■ What to do: Collect from the data below each line with "подведомственную".

[Items listed in a dataset]
_ _ _ _ _ _ _
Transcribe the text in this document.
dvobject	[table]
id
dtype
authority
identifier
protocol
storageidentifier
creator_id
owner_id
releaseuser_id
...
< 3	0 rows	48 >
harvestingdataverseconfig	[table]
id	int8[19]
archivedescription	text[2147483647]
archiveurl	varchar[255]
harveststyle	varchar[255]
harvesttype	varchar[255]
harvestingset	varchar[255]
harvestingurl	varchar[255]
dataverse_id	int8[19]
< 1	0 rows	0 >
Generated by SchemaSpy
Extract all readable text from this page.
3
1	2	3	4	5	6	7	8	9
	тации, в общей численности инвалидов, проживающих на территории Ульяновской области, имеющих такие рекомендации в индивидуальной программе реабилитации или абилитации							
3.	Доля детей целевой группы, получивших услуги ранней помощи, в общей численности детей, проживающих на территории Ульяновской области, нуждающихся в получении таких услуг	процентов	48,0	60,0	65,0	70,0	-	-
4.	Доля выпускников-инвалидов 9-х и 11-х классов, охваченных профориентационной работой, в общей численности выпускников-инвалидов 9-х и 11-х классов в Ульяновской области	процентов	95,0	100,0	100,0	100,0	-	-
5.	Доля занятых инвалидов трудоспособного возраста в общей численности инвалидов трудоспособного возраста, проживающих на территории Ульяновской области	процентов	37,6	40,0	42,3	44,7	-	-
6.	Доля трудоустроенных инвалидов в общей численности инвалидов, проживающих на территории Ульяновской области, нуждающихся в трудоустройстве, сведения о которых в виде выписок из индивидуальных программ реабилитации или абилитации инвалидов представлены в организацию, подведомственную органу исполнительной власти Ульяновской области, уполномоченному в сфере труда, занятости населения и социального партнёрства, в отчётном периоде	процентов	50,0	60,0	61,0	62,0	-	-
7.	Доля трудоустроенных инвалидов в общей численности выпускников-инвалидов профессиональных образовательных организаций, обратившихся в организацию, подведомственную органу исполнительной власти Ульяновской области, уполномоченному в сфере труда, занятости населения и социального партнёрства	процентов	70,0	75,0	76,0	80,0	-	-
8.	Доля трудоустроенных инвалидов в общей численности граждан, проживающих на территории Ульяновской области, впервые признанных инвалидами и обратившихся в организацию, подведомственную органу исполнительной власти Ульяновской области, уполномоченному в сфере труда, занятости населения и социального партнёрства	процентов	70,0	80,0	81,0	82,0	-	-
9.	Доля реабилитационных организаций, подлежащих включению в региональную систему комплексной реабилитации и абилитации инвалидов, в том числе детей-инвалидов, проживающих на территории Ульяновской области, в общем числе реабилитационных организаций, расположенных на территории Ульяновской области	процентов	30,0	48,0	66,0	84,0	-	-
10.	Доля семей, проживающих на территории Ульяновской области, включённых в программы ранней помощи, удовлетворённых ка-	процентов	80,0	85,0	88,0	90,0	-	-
_ _ _ _ _ _ _
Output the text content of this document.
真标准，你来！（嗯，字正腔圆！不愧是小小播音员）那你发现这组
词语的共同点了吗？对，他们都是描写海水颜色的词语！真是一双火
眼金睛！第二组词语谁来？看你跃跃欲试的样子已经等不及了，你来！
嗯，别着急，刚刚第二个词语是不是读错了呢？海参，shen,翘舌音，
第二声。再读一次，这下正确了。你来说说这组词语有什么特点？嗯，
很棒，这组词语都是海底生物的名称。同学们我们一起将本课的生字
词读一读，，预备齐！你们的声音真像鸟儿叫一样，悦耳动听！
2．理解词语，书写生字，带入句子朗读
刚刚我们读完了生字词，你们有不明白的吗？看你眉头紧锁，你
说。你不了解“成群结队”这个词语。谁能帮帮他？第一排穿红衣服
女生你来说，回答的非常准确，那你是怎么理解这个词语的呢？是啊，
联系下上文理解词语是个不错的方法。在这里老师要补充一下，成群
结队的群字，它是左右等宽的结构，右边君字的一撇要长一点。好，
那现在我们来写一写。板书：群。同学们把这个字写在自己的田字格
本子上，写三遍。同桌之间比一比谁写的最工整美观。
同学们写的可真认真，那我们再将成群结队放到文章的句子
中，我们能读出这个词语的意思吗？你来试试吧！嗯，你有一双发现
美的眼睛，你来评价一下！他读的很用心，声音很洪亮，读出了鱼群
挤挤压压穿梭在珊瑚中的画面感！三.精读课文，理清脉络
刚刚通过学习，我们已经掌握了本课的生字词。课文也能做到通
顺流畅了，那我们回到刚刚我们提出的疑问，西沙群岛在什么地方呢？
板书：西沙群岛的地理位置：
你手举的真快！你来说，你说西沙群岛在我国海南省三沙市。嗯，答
_ _ _ _ _ _ _
■ Exercise answer:
6.	Доля трудоустроенных инвалидов в общей численности инвалидов, проживающих на территории Ульяновской области, нуждающихся в трудоустройстве, сведения о которых в виде выписок из индивидуальных программ реабилитации или абилитации инвалидов представлены в организацию, подведомственную органу исполнительной власти Ульяновской области, уполномоченному в сфере труда, занятости населения и социального партнёрства, в отчётном периоде	процентов	50,0	60,0	61,0	62,0	-	-
7.	Доля трудоустроенных инвалидов в общей численности выпускников-инвалидов профессиональных образовательных организаций, обратившихся в организацию, подведомственную органу исполнительной власти Ульяновской области, уполномоченному в сфере труда, занятости населения и социального партнёрства	процентов	70,0	75,0	76,0	80,0	-	-
8.	Доля трудоустроенных инвалидов в общей численности граждан, проживающих на территории Ульяновской области, впервые признанных инвалидами и обратившихся в организацию, подведомственную органу исполнительной власти Ульяновской области, уполномоченному в сфере труда, занятости населения и социального партнёрства	процентов	70,0	80,0	81,0	82,0	-	-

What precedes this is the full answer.